- **TASK OBJECTIVE**:
The answer should be each line from the entries below that has the word "turístico" in it.

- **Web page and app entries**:
:::
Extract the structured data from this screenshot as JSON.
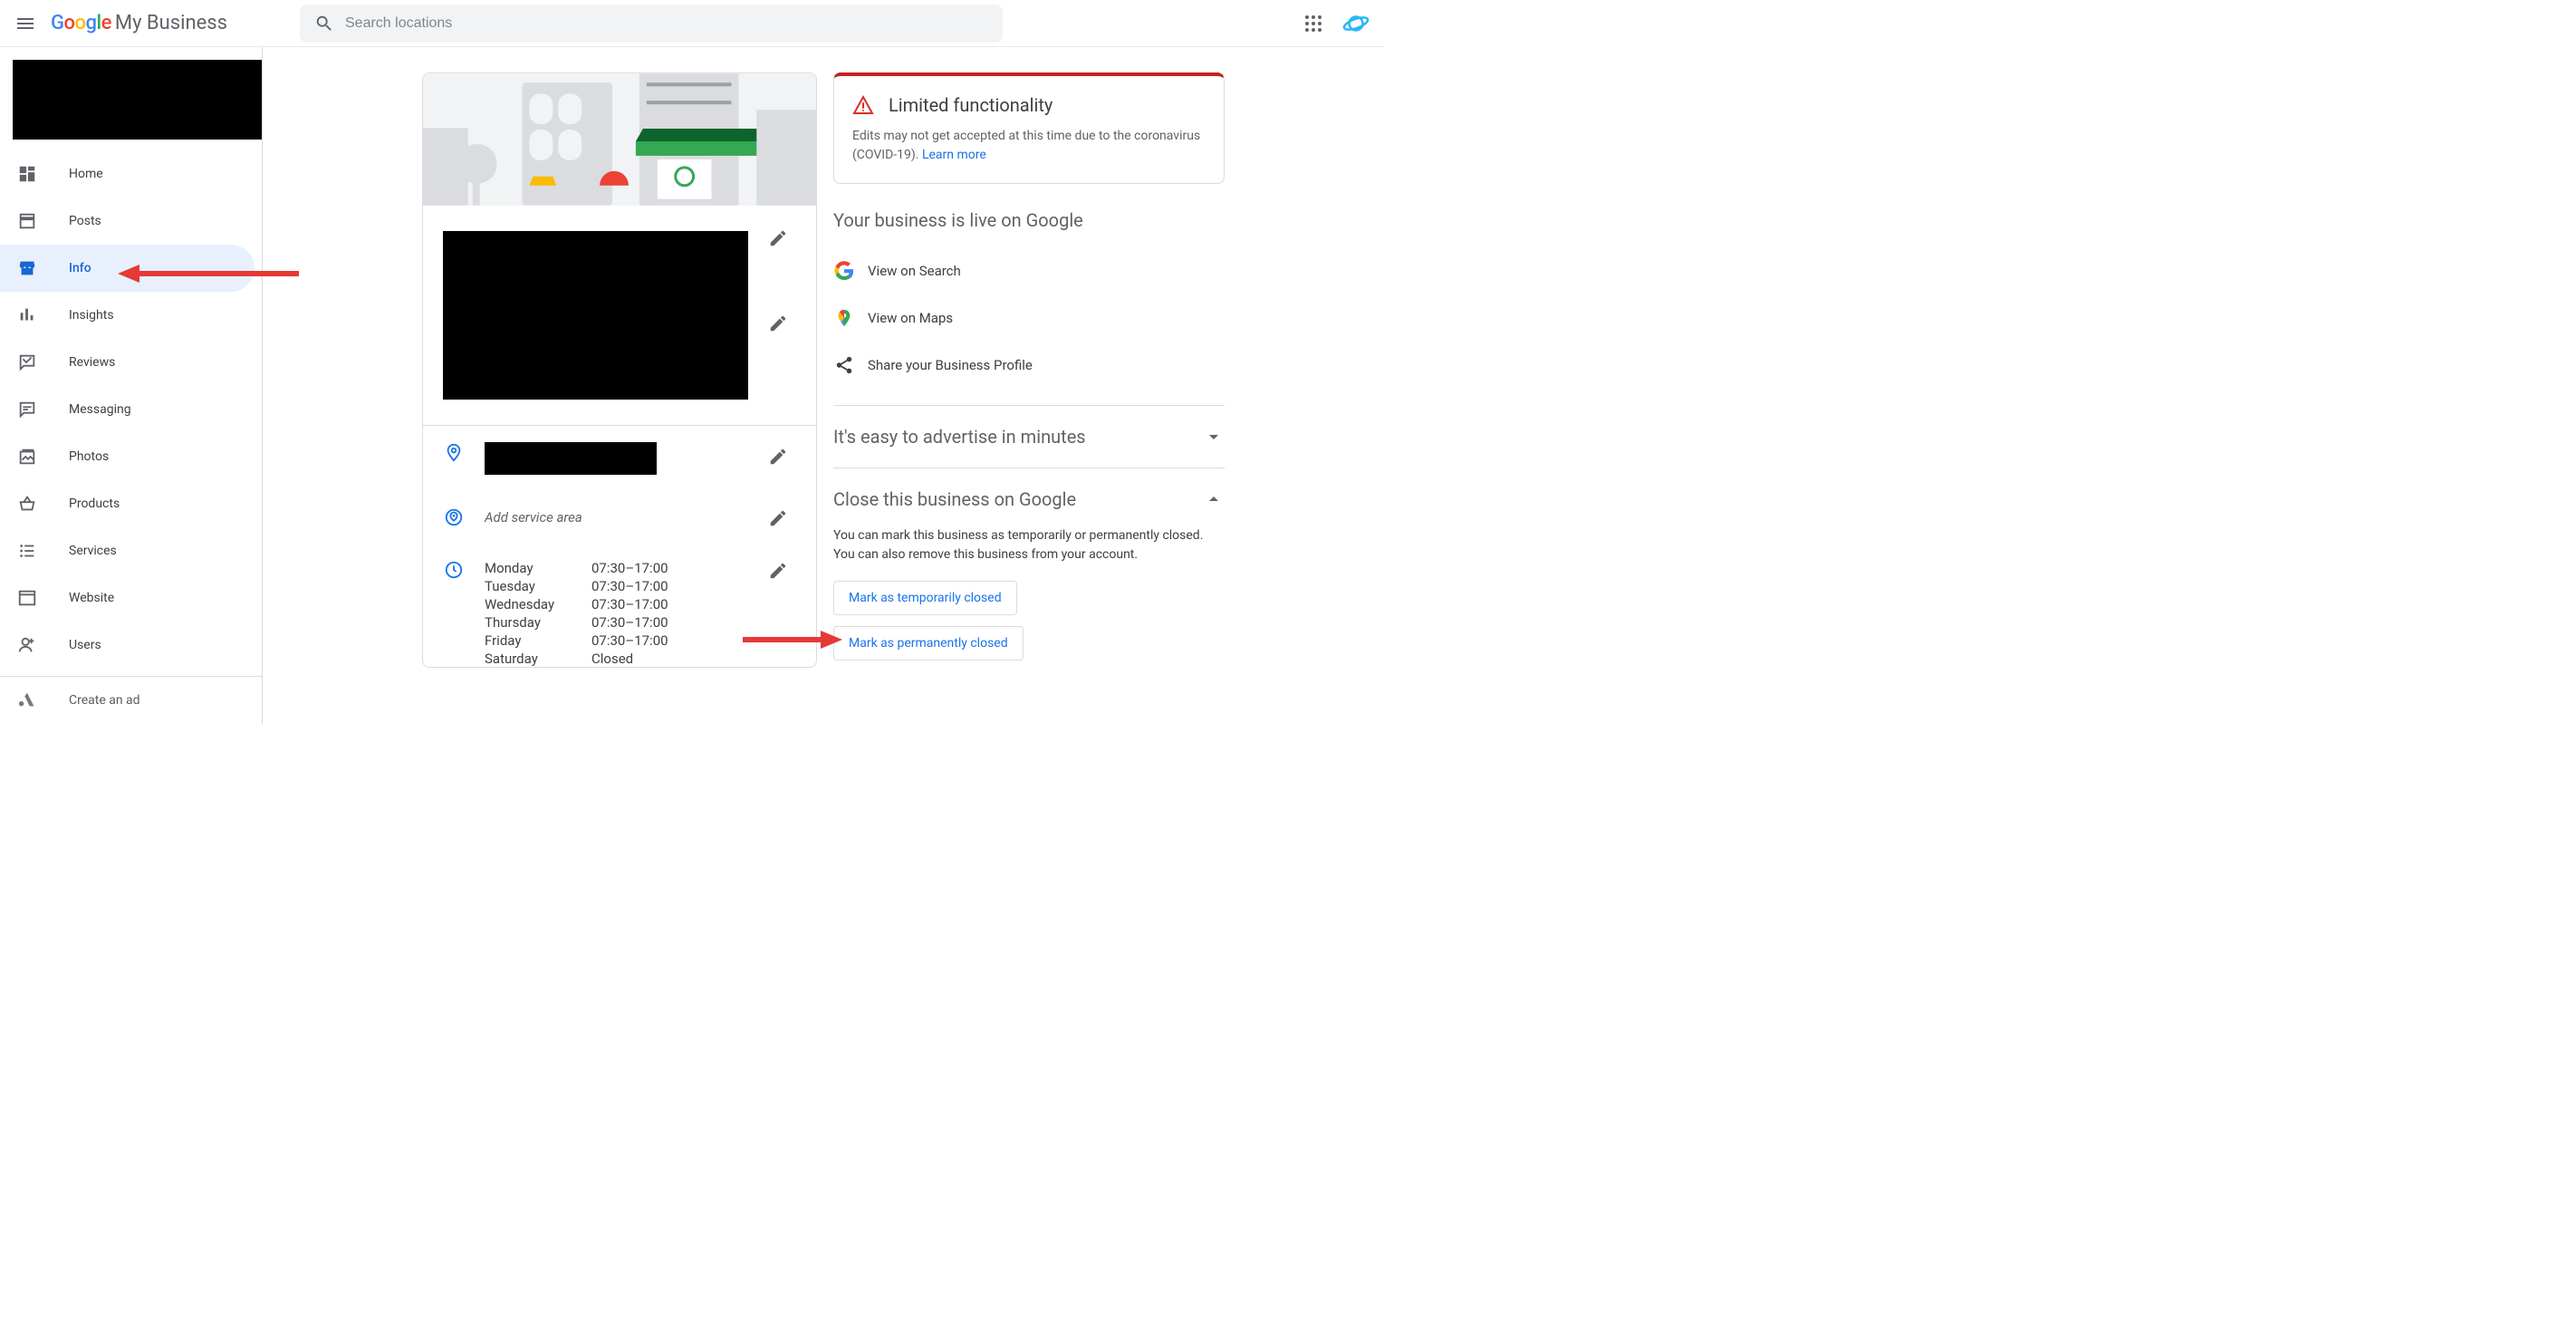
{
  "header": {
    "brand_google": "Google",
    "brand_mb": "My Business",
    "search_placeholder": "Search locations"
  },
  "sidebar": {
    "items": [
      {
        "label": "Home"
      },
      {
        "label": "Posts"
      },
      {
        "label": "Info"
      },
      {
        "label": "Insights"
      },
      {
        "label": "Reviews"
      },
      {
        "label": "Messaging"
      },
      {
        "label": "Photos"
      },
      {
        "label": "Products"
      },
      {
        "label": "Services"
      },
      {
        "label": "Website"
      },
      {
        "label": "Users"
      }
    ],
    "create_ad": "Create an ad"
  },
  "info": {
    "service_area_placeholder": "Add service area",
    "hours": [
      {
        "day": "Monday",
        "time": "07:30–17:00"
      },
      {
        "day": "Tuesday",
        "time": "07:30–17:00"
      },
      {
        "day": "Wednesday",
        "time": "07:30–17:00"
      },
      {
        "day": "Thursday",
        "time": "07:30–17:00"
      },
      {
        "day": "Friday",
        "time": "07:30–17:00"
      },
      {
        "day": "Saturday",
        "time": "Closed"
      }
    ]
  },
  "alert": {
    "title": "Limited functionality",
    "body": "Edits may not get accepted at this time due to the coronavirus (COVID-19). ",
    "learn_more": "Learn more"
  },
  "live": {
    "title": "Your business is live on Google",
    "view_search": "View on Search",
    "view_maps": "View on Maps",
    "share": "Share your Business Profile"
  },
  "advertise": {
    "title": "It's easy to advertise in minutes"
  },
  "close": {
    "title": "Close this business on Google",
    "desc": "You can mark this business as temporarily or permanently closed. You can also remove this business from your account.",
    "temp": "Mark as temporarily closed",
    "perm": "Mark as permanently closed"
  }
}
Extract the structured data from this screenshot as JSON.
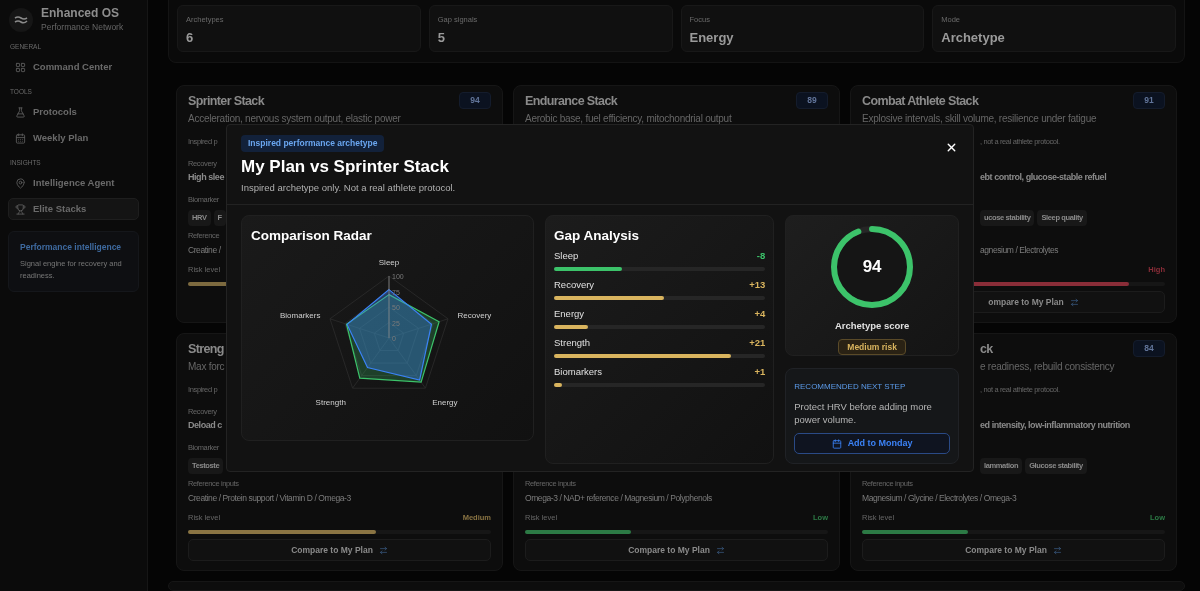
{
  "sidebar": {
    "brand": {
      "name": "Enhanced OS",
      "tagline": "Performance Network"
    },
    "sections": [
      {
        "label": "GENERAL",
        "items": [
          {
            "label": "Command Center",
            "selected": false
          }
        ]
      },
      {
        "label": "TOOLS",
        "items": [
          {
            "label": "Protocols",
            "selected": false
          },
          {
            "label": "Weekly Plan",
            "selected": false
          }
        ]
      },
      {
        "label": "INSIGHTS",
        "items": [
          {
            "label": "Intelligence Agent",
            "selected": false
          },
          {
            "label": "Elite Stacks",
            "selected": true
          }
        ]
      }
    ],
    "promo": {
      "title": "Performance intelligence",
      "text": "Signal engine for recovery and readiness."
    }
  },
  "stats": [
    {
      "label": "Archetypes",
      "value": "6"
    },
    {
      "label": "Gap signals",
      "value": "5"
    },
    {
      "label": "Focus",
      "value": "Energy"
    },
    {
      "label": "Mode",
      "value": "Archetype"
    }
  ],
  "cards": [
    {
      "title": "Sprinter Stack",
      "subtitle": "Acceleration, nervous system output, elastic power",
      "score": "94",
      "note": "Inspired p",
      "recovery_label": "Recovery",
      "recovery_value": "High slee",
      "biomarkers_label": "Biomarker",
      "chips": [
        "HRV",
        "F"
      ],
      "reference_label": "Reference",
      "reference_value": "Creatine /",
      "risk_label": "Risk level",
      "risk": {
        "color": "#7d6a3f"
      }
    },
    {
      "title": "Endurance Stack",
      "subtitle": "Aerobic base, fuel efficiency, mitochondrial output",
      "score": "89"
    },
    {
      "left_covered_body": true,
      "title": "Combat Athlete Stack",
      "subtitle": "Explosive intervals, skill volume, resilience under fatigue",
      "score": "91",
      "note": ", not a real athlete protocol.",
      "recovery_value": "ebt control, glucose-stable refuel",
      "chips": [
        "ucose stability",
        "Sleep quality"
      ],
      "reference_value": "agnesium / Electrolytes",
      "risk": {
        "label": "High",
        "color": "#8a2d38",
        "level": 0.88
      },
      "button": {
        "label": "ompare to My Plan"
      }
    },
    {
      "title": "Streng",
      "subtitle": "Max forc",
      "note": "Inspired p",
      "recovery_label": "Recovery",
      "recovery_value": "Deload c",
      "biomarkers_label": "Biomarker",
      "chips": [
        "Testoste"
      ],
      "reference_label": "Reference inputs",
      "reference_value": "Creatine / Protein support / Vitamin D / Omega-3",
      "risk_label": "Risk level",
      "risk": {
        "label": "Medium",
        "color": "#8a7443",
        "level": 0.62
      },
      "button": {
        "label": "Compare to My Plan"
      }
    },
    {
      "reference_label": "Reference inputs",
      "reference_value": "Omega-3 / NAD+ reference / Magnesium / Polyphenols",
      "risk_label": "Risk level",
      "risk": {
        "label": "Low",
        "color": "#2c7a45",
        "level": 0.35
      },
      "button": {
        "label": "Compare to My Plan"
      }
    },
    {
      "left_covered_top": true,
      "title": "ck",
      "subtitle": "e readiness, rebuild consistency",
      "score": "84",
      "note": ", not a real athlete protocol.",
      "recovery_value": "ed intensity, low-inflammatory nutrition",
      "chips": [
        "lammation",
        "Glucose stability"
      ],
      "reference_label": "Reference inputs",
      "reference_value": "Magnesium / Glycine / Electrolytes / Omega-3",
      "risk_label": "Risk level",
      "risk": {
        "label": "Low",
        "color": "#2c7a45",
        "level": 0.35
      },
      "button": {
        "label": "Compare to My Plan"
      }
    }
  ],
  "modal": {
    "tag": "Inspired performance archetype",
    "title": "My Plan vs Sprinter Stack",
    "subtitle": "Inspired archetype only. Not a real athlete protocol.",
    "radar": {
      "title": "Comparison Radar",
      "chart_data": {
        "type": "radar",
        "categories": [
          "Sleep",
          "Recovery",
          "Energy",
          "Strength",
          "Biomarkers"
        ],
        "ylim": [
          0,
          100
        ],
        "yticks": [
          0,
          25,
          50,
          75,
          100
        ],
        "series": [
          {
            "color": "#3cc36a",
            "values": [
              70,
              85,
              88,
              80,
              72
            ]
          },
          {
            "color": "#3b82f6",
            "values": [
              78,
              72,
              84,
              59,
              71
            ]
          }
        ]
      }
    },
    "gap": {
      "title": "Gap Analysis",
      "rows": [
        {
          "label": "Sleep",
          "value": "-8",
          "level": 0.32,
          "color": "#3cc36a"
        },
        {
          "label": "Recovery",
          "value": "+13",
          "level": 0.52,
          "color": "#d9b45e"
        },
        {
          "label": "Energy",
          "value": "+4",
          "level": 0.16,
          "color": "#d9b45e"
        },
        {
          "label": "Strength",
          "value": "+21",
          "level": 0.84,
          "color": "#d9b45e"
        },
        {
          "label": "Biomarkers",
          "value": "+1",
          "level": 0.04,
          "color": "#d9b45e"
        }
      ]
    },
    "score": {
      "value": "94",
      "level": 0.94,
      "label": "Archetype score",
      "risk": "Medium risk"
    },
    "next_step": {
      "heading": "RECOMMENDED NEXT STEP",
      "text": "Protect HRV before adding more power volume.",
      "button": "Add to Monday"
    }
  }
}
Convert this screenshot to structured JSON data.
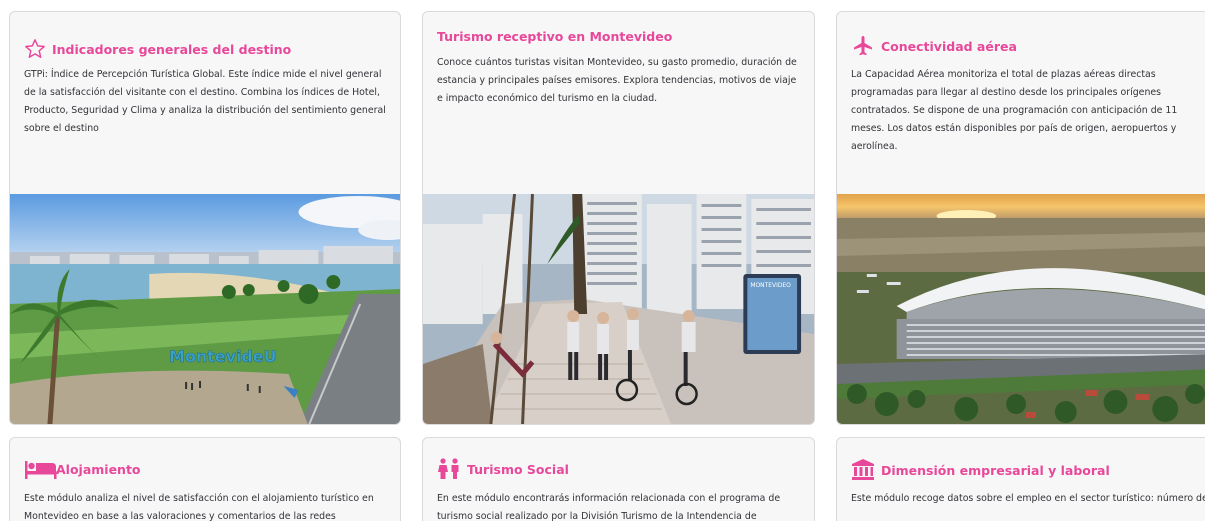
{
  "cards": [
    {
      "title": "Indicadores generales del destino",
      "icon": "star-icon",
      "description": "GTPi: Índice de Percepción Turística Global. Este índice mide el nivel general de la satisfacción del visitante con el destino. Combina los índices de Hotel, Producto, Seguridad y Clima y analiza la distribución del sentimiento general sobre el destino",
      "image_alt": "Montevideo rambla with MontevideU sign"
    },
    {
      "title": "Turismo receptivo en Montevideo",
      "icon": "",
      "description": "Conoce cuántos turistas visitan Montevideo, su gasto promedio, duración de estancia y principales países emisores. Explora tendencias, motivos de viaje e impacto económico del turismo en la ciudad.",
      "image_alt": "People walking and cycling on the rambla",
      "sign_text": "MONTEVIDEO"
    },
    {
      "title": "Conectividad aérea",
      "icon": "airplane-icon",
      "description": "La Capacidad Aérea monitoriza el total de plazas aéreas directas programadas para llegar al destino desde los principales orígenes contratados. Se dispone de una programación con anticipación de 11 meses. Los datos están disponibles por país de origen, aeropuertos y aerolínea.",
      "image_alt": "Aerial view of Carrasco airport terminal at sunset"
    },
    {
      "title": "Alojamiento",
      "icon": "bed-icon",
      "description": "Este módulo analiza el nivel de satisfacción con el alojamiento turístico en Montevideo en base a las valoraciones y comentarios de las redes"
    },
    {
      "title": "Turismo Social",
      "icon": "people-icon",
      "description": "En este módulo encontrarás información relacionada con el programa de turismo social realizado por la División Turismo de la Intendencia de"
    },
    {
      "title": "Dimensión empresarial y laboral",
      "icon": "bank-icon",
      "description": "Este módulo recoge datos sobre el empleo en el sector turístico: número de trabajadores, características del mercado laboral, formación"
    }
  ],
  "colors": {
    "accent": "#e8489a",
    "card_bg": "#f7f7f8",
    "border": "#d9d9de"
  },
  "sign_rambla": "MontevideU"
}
:::
- **YOUR SOLUTION**:
      "description": "Este módulo analiza el nivel de satisfacción con el alojamiento turístico en Montevideo en base a las valoraciones y comentarios de las redes"
      "description": "Este módulo recoge datos sobre el empleo en el sector turístico: número de trabajadores, características del mercado laboral, formación"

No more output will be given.